## Exercise details
Go through the lines below. Copy those with "name".

Stored entries:
- - - - - - -

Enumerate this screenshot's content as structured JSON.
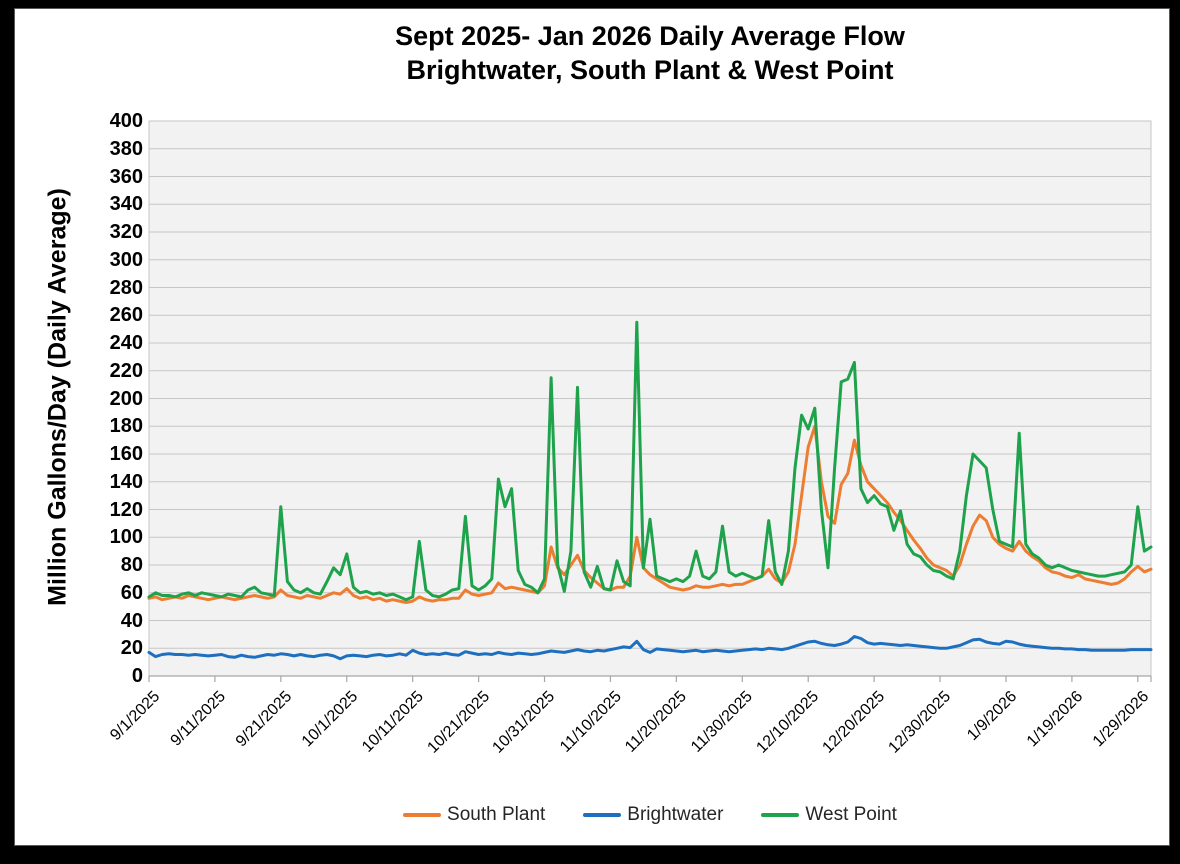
{
  "title": {
    "line1": "Sept 2025- Jan 2026 Daily Average Flow",
    "line2": "Brightwater, South Plant & West Point"
  },
  "y_axis": {
    "label": "Million Gallons/Day (Daily Average)",
    "min": 0,
    "max": 400,
    "step": 20
  },
  "x_axis": {
    "tick_labels": [
      "9/1/2025",
      "9/11/2025",
      "9/21/2025",
      "10/1/2025",
      "10/11/2025",
      "10/21/2025",
      "10/31/2025",
      "11/10/2025",
      "11/20/2025",
      "11/30/2025",
      "12/10/2025",
      "12/20/2025",
      "12/30/2025",
      "1/9/2026",
      "1/19/2026",
      "1/29/2026"
    ],
    "tick_interval_days": 10
  },
  "legend": [
    {
      "label": "South Plant",
      "color": "#ED7D31"
    },
    {
      "label": "Brightwater",
      "color": "#1E6FC0"
    },
    {
      "label": "West Point",
      "color": "#1EA24C"
    }
  ],
  "colors": {
    "plot_background": "#F2F2F2",
    "gridline": "#C6C6C6",
    "axis": "#A6A6A6",
    "south_plant": "#ED7D31",
    "brightwater": "#1E6FC0",
    "west_point": "#1EA24C"
  },
  "chart_data": {
    "type": "line",
    "title": "Sept 2025- Jan 2026 Daily Average Flow Brightwater, South Plant & West Point",
    "ylabel": "Million Gallons/Day (Daily Average)",
    "ylim": [
      0,
      400
    ],
    "y_step": 20,
    "grid": "horizontal",
    "legend_position": "bottom",
    "x_start": "9/1/2025",
    "x_end": "1/31/2026",
    "points_per_series": 153,
    "x_tick_labels": [
      "9/1/2025",
      "9/11/2025",
      "9/21/2025",
      "10/1/2025",
      "10/11/2025",
      "10/21/2025",
      "10/31/2025",
      "11/10/2025",
      "11/20/2025",
      "11/30/2025",
      "12/10/2025",
      "12/20/2025",
      "12/30/2025",
      "1/9/2026",
      "1/19/2026",
      "1/29/2026"
    ],
    "x_tick_day_indices": [
      0,
      10,
      20,
      30,
      40,
      50,
      60,
      70,
      80,
      90,
      100,
      110,
      120,
      130,
      140,
      150
    ],
    "series": [
      {
        "name": "South Plant",
        "color": "#ED7D31",
        "values": [
          56,
          57,
          55,
          56,
          57,
          56,
          58,
          57,
          56,
          55,
          56,
          57,
          56,
          55,
          56,
          57,
          58,
          57,
          56,
          57,
          62,
          58,
          57,
          56,
          58,
          57,
          56,
          58,
          60,
          59,
          63,
          58,
          56,
          57,
          55,
          56,
          54,
          55,
          54,
          53,
          54,
          57,
          55,
          54,
          55,
          55,
          56,
          56,
          62,
          59,
          58,
          59,
          60,
          67,
          63,
          64,
          63,
          62,
          61,
          60,
          65,
          93,
          78,
          73,
          80,
          87,
          76,
          71,
          67,
          63,
          62,
          64,
          64,
          72,
          100,
          78,
          73,
          70,
          67,
          64,
          63,
          62,
          63,
          65,
          64,
          64,
          65,
          66,
          65,
          66,
          66,
          68,
          70,
          72,
          77,
          70,
          67,
          75,
          95,
          130,
          165,
          180,
          140,
          115,
          110,
          138,
          146,
          170,
          152,
          140,
          135,
          130,
          125,
          118,
          112,
          105,
          98,
          92,
          85,
          80,
          78,
          76,
          72,
          80,
          95,
          108,
          116,
          112,
          100,
          95,
          92,
          90,
          97,
          90,
          86,
          83,
          78,
          75,
          74,
          72,
          71,
          73,
          70,
          69,
          68,
          67,
          66,
          67,
          70,
          75,
          79,
          75,
          77
        ]
      },
      {
        "name": "Brightwater",
        "color": "#1E6FC0",
        "values": [
          17,
          14,
          15.5,
          16,
          15.5,
          15.5,
          15,
          15.5,
          15,
          14.5,
          15,
          15.5,
          14,
          13.5,
          15,
          14,
          13.5,
          14.5,
          15.5,
          15,
          16,
          15.5,
          14.5,
          15.5,
          14.5,
          14,
          15,
          15.5,
          14.5,
          12.5,
          14.5,
          15,
          14.5,
          14,
          15,
          15.5,
          14.5,
          15,
          16,
          15,
          18.5,
          16.5,
          15.5,
          16,
          15.5,
          16.5,
          15.5,
          15,
          17.5,
          16.5,
          15.5,
          16,
          15.5,
          17,
          16,
          15.5,
          16.5,
          16,
          15.5,
          16,
          17,
          18,
          17.5,
          17,
          18,
          19,
          18,
          17.5,
          18.5,
          18,
          19,
          20,
          21,
          20.5,
          25,
          19,
          17,
          19.5,
          19,
          18.5,
          18,
          17.5,
          18,
          18.5,
          17.5,
          18,
          18.5,
          18,
          17.5,
          18,
          18.5,
          19,
          19.5,
          19,
          20,
          19.5,
          19,
          20,
          21.5,
          23,
          24.5,
          25,
          23.5,
          22.5,
          22,
          23,
          24.5,
          28.5,
          27,
          24,
          23,
          23.5,
          23,
          22.5,
          22,
          22.5,
          22,
          21.5,
          21,
          20.5,
          20,
          20,
          21,
          22,
          24,
          26,
          26.5,
          24.5,
          23.5,
          23,
          25,
          24.5,
          23,
          22,
          21.5,
          21,
          20.5,
          20,
          20,
          19.5,
          19.5,
          19,
          19,
          18.5,
          18.5,
          18.5,
          18.5,
          18.5,
          18.5,
          19,
          19,
          19,
          19
        ]
      },
      {
        "name": "West Point",
        "color": "#1EA24C",
        "values": [
          57,
          60,
          58,
          58,
          57,
          59,
          60,
          58,
          60,
          59,
          58,
          57,
          59,
          58,
          57,
          62,
          64,
          60,
          59,
          58,
          122,
          68,
          62,
          60,
          63,
          60,
          59,
          68,
          78,
          73,
          88,
          64,
          60,
          61,
          59,
          60,
          58,
          59,
          57,
          55,
          57,
          97,
          62,
          58,
          57,
          59,
          62,
          63,
          115,
          65,
          62,
          65,
          70,
          142,
          122,
          135,
          76,
          66,
          64,
          60,
          70,
          215,
          80,
          61,
          90,
          208,
          75,
          64,
          79,
          63,
          62,
          83,
          68,
          65,
          255,
          78,
          113,
          72,
          70,
          68,
          70,
          68,
          72,
          90,
          72,
          70,
          75,
          108,
          75,
          72,
          74,
          72,
          70,
          72,
          112,
          75,
          66,
          90,
          150,
          188,
          178,
          193,
          120,
          78,
          150,
          212,
          214,
          226,
          135,
          125,
          130,
          124,
          122,
          105,
          119,
          95,
          88,
          86,
          80,
          76,
          75,
          72,
          70,
          90,
          130,
          160,
          155,
          150,
          120,
          97,
          95,
          93,
          175,
          95,
          88,
          85,
          80,
          78,
          80,
          78,
          76,
          75,
          74,
          73,
          72,
          72,
          73,
          74,
          75,
          80,
          122,
          90,
          93
        ]
      }
    ]
  }
}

- - - - - - -

## Answer in full
        "name": "South Plant",
        "name": "Brightwater",
        "name": "West Point",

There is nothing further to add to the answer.